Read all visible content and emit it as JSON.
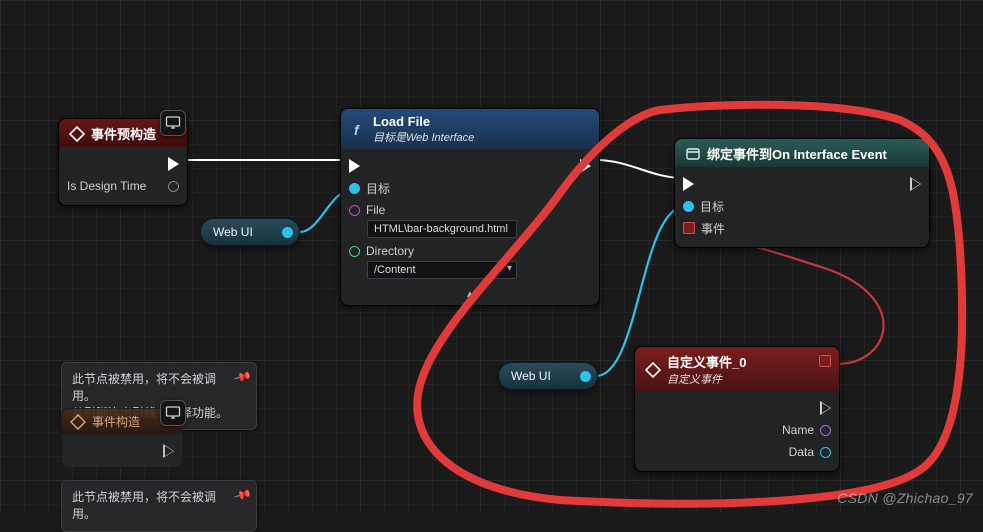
{
  "colors": {
    "exec_wire": "#ffffff",
    "obj_wire": "#2dc3e8",
    "delegate_wire": "#c43a3a",
    "annotation": "#e03a3a"
  },
  "nodes": {
    "preconstruct": {
      "title": "事件预构造",
      "pins": {
        "is_design_time": "Is Design Time"
      }
    },
    "loadfile": {
      "title": "Load File",
      "subtitle": "目标是Web Interface",
      "pins": {
        "target": "目标",
        "file": "File",
        "file_value": "HTML\\bar-background.html",
        "directory": "Directory",
        "directory_value": "/Content"
      }
    },
    "bind": {
      "title": "绑定事件到On Interface Event",
      "pins": {
        "target": "目标",
        "event": "事件"
      }
    },
    "custom": {
      "title": "自定义事件_0",
      "subtitle": "自定义事件",
      "pins": {
        "name": "Name",
        "data": "Data"
      }
    },
    "construct_ghost": {
      "title": "事件构造"
    }
  },
  "pills": {
    "webui1": "Web UI",
    "webui2": "Web UI"
  },
  "notes": {
    "n1_l1": "此节点被禁用，将不会被调用。",
    "n1_l2": "从引脚连出引线来编译功能。",
    "n2_l1": "此节点被禁用，将不会被调用。"
  },
  "watermark": "CSDN @Zhichao_97"
}
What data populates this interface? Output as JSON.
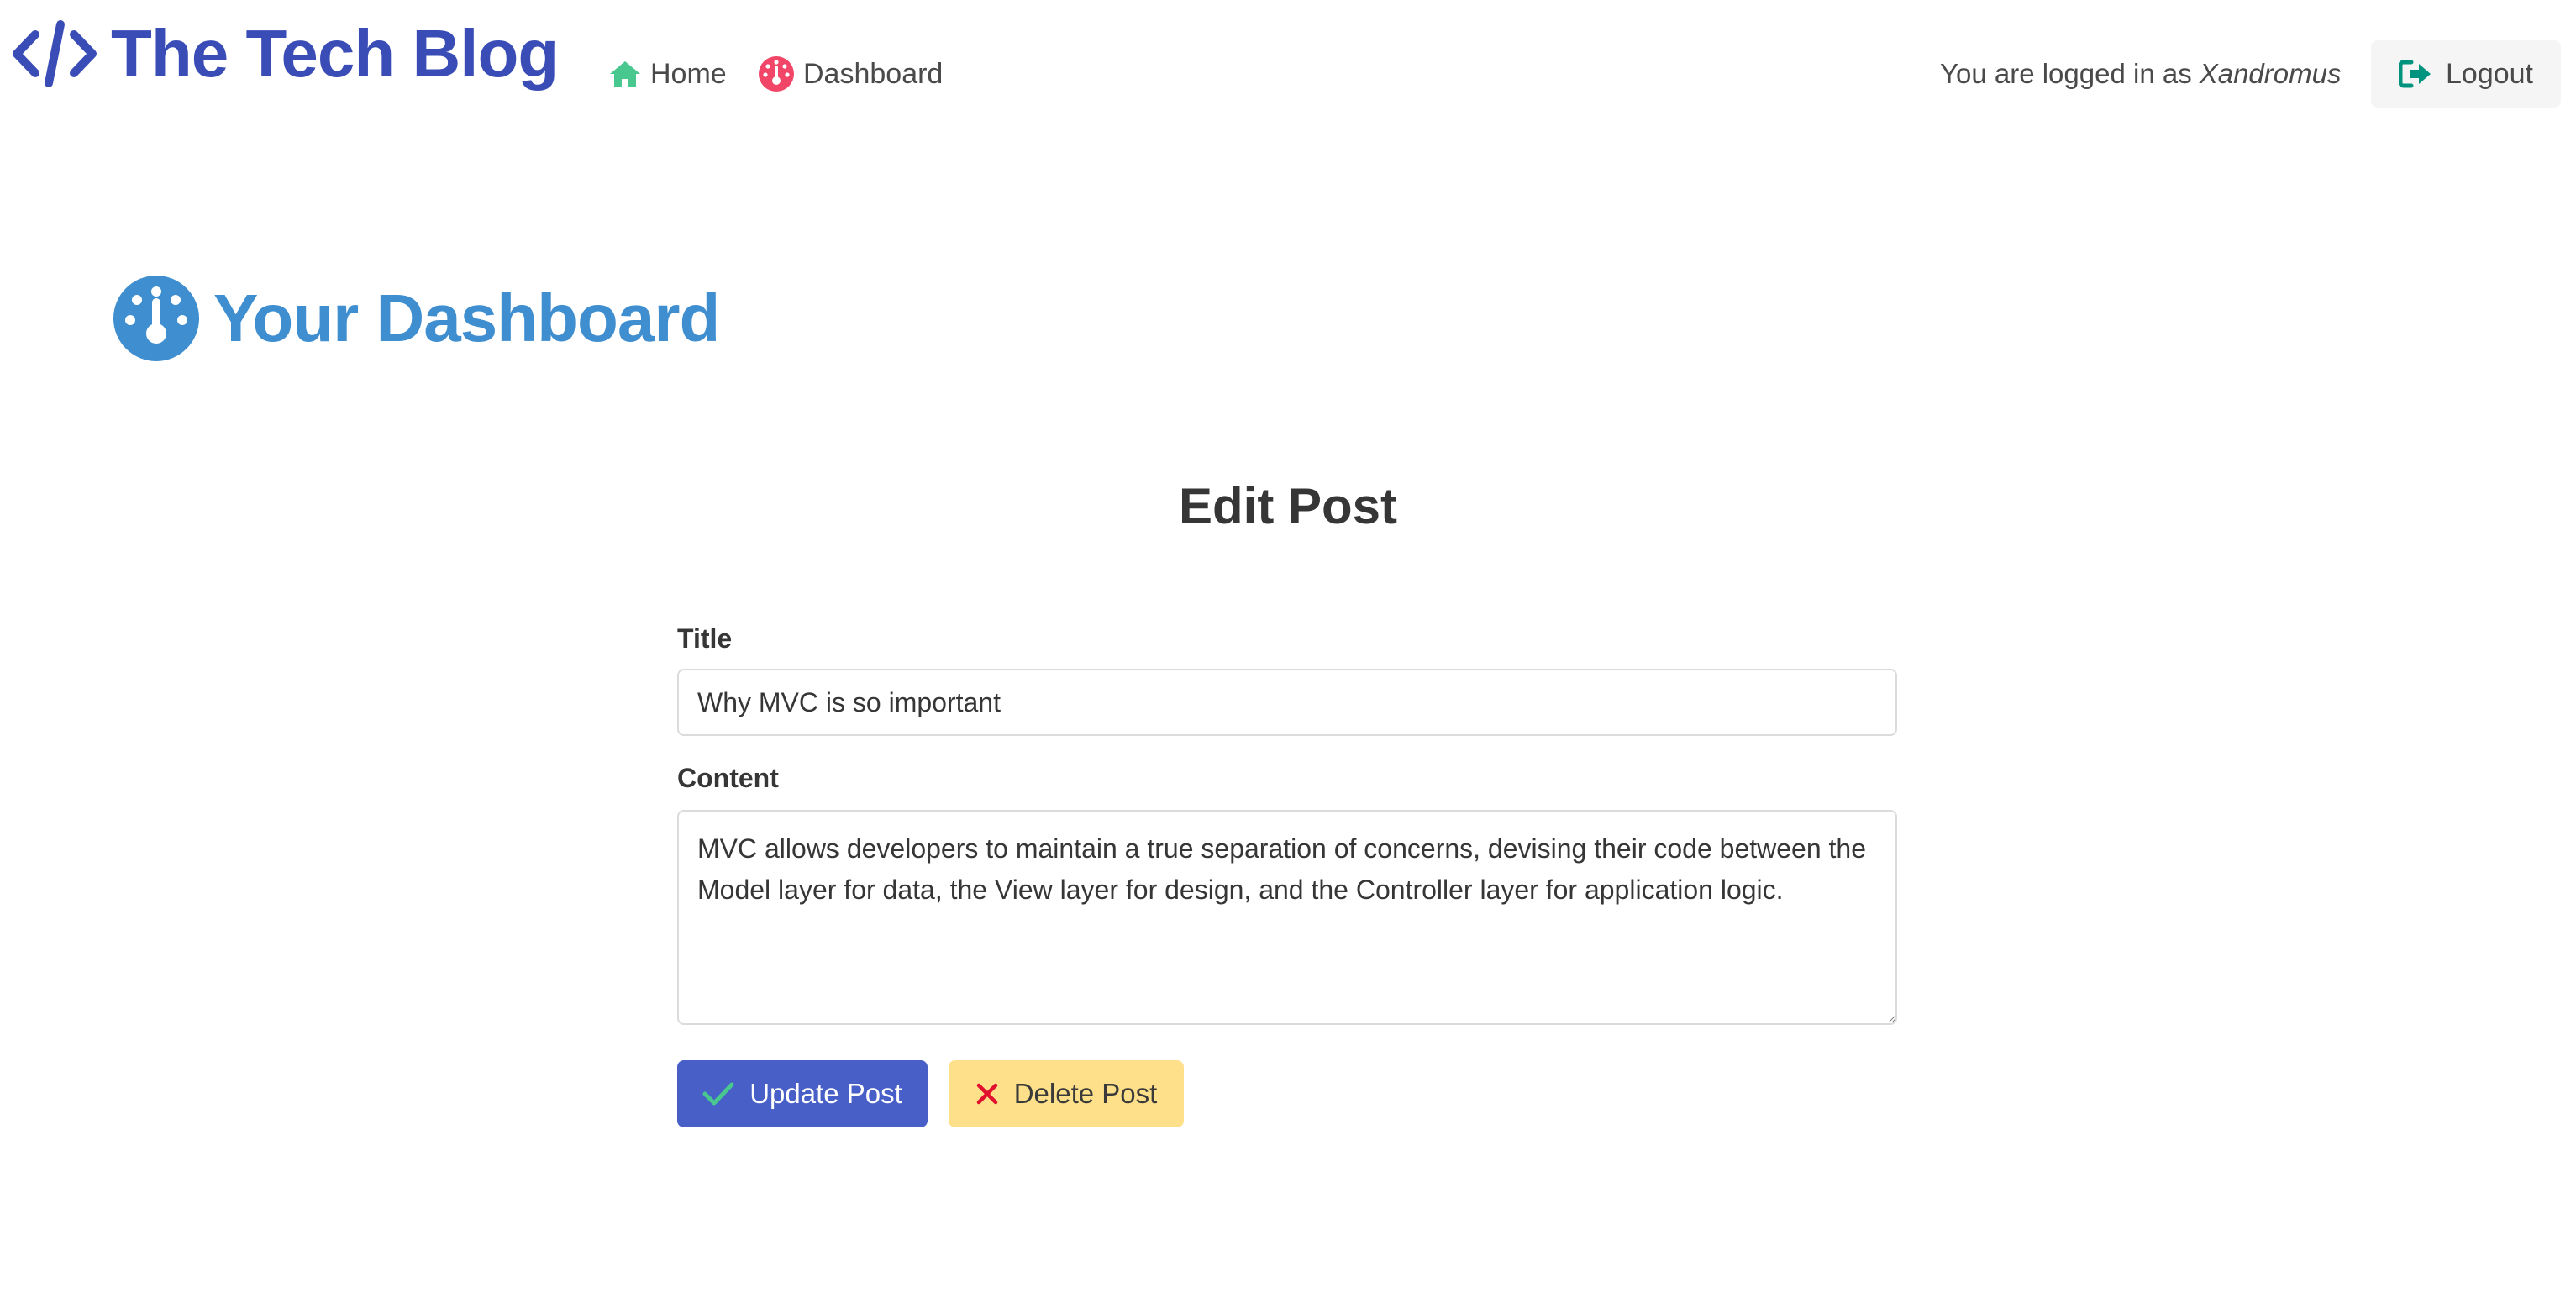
{
  "navbar": {
    "brand": {
      "text": "The Tech Blog",
      "icon": "code-icon",
      "color": "#3a4db7"
    },
    "links": [
      {
        "label": "Home",
        "icon": "home-icon",
        "icon_color": "#48c78e"
      },
      {
        "label": "Dashboard",
        "icon": "gauge-icon",
        "icon_color": "#f14668"
      }
    ],
    "login_status": {
      "prefix": "You are logged in as",
      "username": "Xandromus"
    },
    "logout": {
      "label": "Logout",
      "icon": "sign-out-icon",
      "icon_color": "#00947e"
    }
  },
  "dashboard": {
    "heading": "Your Dashboard",
    "icon": "gauge-icon",
    "color": "#3e8ed0"
  },
  "form": {
    "heading": "Edit Post",
    "title_label": "Title",
    "title_value": "Why MVC is so important",
    "content_label": "Content",
    "content_value": "MVC allows developers to maintain a true separation of concerns, devising their code between the Model layer for data, the View layer for design, and the Controller layer for application logic.",
    "update_button": {
      "label": "Update Post",
      "icon": "check-icon",
      "icon_color": "#48c78e",
      "bg": "#485fc7"
    },
    "delete_button": {
      "label": "Delete Post",
      "icon": "x-icon",
      "icon_color": "#e0102e",
      "bg": "#ffe08a"
    }
  }
}
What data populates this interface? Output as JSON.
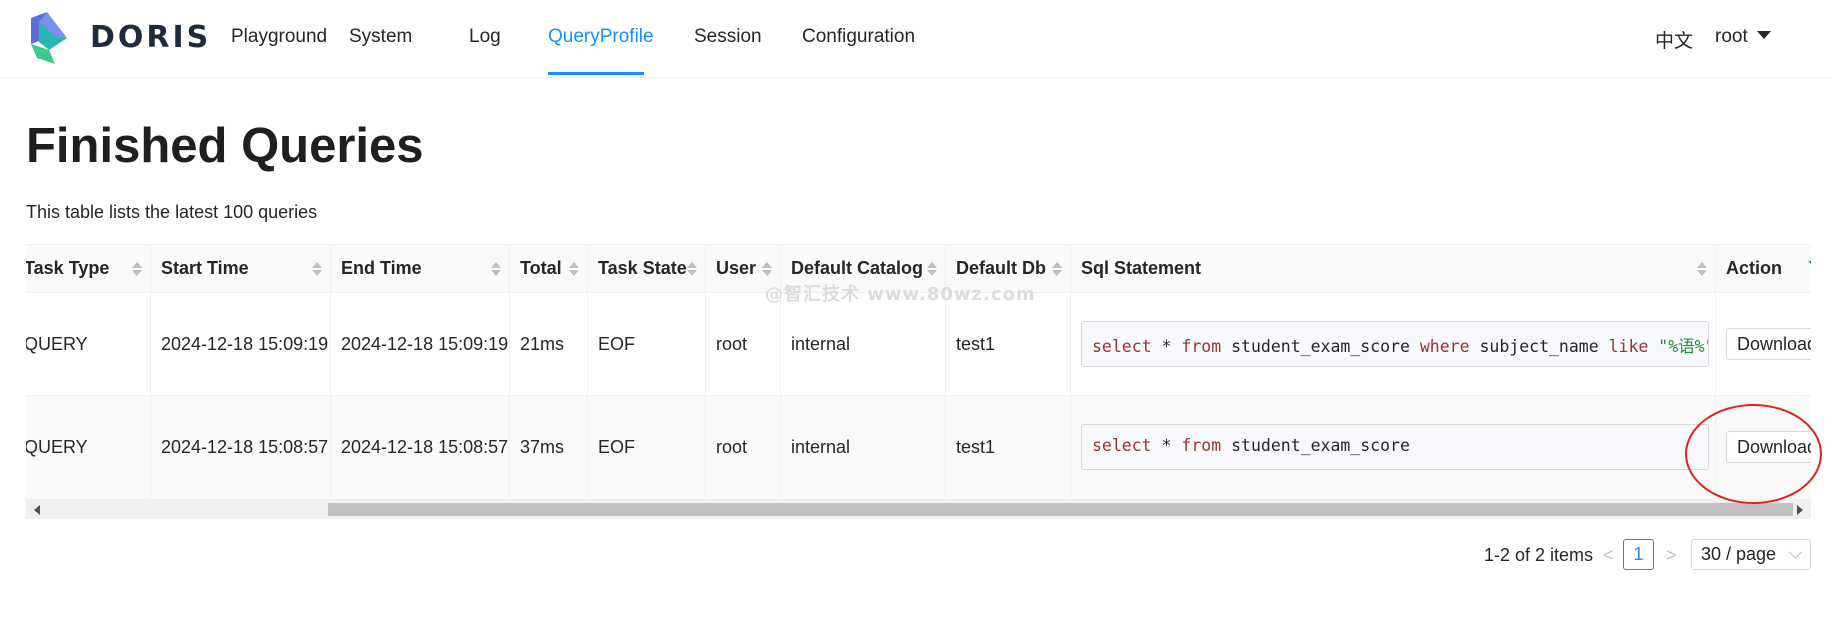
{
  "header": {
    "brand": "DORIS",
    "nav": [
      {
        "label": "Playground"
      },
      {
        "label": "System"
      },
      {
        "label": "Log"
      },
      {
        "label": "QueryProfile",
        "active": true
      },
      {
        "label": "Session"
      },
      {
        "label": "Configuration"
      }
    ],
    "language": "中文",
    "user": "root"
  },
  "page": {
    "title": "Finished Queries",
    "subtitle": "This table lists the latest 100 queries"
  },
  "table": {
    "columns": [
      "Task Type",
      "Start Time",
      "End Time",
      "Total",
      "Task State",
      "User",
      "Default Catalog",
      "Default Db",
      "Sql Statement",
      "Action"
    ],
    "rows": [
      {
        "task_type": "QUERY",
        "start_time": "2024-12-18 15:09:19",
        "end_time": "2024-12-18 15:09:19",
        "total": "21ms",
        "task_state": "EOF",
        "user": "root",
        "catalog": "internal",
        "db": "test1",
        "sql": {
          "k1": "select",
          "p1": " * ",
          "k2": "from",
          "p2": " student_exam_score ",
          "k3": "where",
          "p3": " subject_name ",
          "k4": "like",
          "p4": " ",
          "s1": "\"%语%\""
        },
        "action": "Download"
      },
      {
        "task_type": "QUERY",
        "start_time": "2024-12-18 15:08:57",
        "end_time": "2024-12-18 15:08:57",
        "total": "37ms",
        "task_state": "EOF",
        "user": "root",
        "catalog": "internal",
        "db": "test1",
        "sql": {
          "k1": "select",
          "p1": " * ",
          "k2": "from",
          "p2": " student_exam_score"
        },
        "action": "Download"
      }
    ]
  },
  "watermark": "@智汇技术 www.80wz.com",
  "pagination": {
    "total_text": "1-2 of 2 items",
    "prev": "<",
    "current_page": "1",
    "next": ">",
    "page_size": "30 / page"
  },
  "colors": {
    "accent": "#1890ff",
    "annotation": "#e0231c",
    "sql_keyword": "#a0312f",
    "sql_string": "#2a8a32"
  }
}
- - - - -
Objective
Every entry must be reproduced exactly, with the images left out.

Solution
Read all visible content and emit it as JSON.
{
  "colors": {
    "exec_wire": "#ffffff",
    "obj_wire": "#2dc3e8",
    "delegate_wire": "#c43a3a",
    "annotation": "#e03a3a"
  },
  "nodes": {
    "preconstruct": {
      "title": "事件预构造",
      "pins": {
        "is_design_time": "Is Design Time"
      }
    },
    "loadfile": {
      "title": "Load File",
      "subtitle": "目标是Web Interface",
      "pins": {
        "target": "目标",
        "file": "File",
        "file_value": "HTML\\bar-background.html",
        "directory": "Directory",
        "directory_value": "/Content"
      }
    },
    "bind": {
      "title": "绑定事件到On Interface Event",
      "pins": {
        "target": "目标",
        "event": "事件"
      }
    },
    "custom": {
      "title": "自定义事件_0",
      "subtitle": "自定义事件",
      "pins": {
        "name": "Name",
        "data": "Data"
      }
    },
    "construct_ghost": {
      "title": "事件构造"
    }
  },
  "pills": {
    "webui1": "Web UI",
    "webui2": "Web UI"
  },
  "notes": {
    "n1_l1": "此节点被禁用，将不会被调用。",
    "n1_l2": "从引脚连出引线来编译功能。",
    "n2_l1": "此节点被禁用，将不会被调用。"
  },
  "watermark": "CSDN @Zhichao_97"
}
What data populates this interface? Output as JSON.
{
  "navbar": {
    "brand": {
      "text": "The Tech Blog",
      "icon": "code-icon",
      "color": "#3a4db7"
    },
    "links": [
      {
        "label": "Home",
        "icon": "home-icon",
        "icon_color": "#48c78e"
      },
      {
        "label": "Dashboard",
        "icon": "gauge-icon",
        "icon_color": "#f14668"
      }
    ],
    "login_status": {
      "prefix": "You are logged in as",
      "username": "Xandromus"
    },
    "logout": {
      "label": "Logout",
      "icon": "sign-out-icon",
      "icon_color": "#00947e"
    }
  },
  "dashboard": {
    "heading": "Your Dashboard",
    "icon": "gauge-icon",
    "color": "#3e8ed0"
  },
  "form": {
    "heading": "Edit Post",
    "title_label": "Title",
    "title_value": "Why MVC is so important",
    "content_label": "Content",
    "content_value": "MVC allows developers to maintain a true separation of concerns, devising their code between the Model layer for data, the View layer for design, and the Controller layer for application logic.",
    "update_button": {
      "label": "Update Post",
      "icon": "check-icon",
      "icon_color": "#48c78e",
      "bg": "#485fc7"
    },
    "delete_button": {
      "label": "Delete Post",
      "icon": "x-icon",
      "icon_color": "#e0102e",
      "bg": "#ffe08a"
    }
  }
}
What data populates this interface? Output as JSON.
{
  "header": {
    "brand": "DORIS",
    "nav": [
      {
        "label": "Playground"
      },
      {
        "label": "System"
      },
      {
        "label": "Log"
      },
      {
        "label": "QueryProfile",
        "active": true
      },
      {
        "label": "Session"
      },
      {
        "label": "Configuration"
      }
    ],
    "language": "中文",
    "user": "root"
  },
  "page": {
    "title": "Finished Queries",
    "subtitle": "This table lists the latest 100 queries"
  },
  "table": {
    "columns": [
      "Task Type",
      "Start Time",
      "End Time",
      "Total",
      "Task State",
      "User",
      "Default Catalog",
      "Default Db",
      "Sql Statement",
      "Action"
    ],
    "rows": [
      {
        "task_type": "QUERY",
        "start_time": "2024-12-18 15:09:19",
        "end_time": "2024-12-18 15:09:19",
        "total": "21ms",
        "task_state": "EOF",
        "user": "root",
        "catalog": "internal",
        "db": "test1",
        "sql": {
          "k1": "select",
          "p1": " * ",
          "k2": "from",
          "p2": " student_exam_score ",
          "k3": "where",
          "p3": " subject_name ",
          "k4": "like",
          "p4": " ",
          "s1": "\"%语%\""
        },
        "action": "Download"
      },
      {
        "task_type": "QUERY",
        "start_time": "2024-12-18 15:08:57",
        "end_time": "2024-12-18 15:08:57",
        "total": "37ms",
        "task_state": "EOF",
        "user": "root",
        "catalog": "internal",
        "db": "test1",
        "sql": {
          "k1": "select",
          "p1": " * ",
          "k2": "from",
          "p2": " student_exam_score"
        },
        "action": "Download"
      }
    ]
  },
  "watermark": "@智汇技术 www.80wz.com",
  "pagination": {
    "total_text": "1-2 of 2 items",
    "prev": "<",
    "current_page": "1",
    "next": ">",
    "page_size": "30 / page"
  },
  "colors": {
    "accent": "#1890ff",
    "annotation": "#e0231c",
    "sql_keyword": "#a0312f",
    "sql_string": "#2a8a32"
  }
}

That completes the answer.